DO THIS: Give the number of lines below that contain the word "radios", and nothing else.

SUPPLIED ENTRIES:
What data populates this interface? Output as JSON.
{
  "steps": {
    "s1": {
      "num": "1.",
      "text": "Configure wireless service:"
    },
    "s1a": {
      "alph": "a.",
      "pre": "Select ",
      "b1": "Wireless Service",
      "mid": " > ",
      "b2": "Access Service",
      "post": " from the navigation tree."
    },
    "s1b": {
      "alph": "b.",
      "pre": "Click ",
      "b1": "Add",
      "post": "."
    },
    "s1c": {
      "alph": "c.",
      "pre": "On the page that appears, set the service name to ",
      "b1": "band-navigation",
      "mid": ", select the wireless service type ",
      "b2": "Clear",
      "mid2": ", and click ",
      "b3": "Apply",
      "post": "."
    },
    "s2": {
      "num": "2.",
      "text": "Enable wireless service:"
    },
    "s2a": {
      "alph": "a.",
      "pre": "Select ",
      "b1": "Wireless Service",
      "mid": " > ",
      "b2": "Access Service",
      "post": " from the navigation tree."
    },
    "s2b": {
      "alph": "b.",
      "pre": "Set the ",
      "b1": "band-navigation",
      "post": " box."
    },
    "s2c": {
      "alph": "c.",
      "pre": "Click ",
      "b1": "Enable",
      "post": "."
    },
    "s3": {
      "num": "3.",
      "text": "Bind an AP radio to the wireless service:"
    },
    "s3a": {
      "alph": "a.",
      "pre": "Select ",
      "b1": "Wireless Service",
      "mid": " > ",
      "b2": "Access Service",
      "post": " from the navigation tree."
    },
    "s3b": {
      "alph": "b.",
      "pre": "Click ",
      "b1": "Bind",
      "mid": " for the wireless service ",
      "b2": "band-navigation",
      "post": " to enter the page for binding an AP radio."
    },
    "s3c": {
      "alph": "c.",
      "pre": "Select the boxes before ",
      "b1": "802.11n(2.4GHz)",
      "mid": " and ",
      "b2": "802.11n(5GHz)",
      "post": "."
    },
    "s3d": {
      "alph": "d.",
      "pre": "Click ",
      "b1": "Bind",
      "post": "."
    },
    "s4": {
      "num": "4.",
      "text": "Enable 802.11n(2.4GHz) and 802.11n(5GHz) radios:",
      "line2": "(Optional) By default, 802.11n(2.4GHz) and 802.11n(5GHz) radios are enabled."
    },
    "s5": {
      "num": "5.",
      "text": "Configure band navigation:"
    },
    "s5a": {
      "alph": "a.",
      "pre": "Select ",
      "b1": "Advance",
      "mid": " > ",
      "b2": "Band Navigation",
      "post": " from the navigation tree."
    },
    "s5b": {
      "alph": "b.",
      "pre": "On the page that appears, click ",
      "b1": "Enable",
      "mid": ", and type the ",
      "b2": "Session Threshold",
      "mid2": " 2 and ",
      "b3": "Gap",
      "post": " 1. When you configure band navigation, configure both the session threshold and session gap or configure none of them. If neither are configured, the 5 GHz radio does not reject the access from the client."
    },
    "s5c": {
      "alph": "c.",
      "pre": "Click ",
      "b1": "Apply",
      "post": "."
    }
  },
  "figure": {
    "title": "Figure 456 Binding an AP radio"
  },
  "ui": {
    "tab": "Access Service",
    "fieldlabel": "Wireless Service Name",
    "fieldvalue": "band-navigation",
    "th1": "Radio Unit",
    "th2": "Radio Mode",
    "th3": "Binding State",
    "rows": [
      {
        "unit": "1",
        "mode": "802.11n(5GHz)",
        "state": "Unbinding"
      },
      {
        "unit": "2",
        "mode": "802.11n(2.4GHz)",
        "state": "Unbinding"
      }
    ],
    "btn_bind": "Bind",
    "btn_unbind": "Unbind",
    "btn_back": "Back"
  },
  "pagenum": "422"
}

ANSWER IN FULL: 2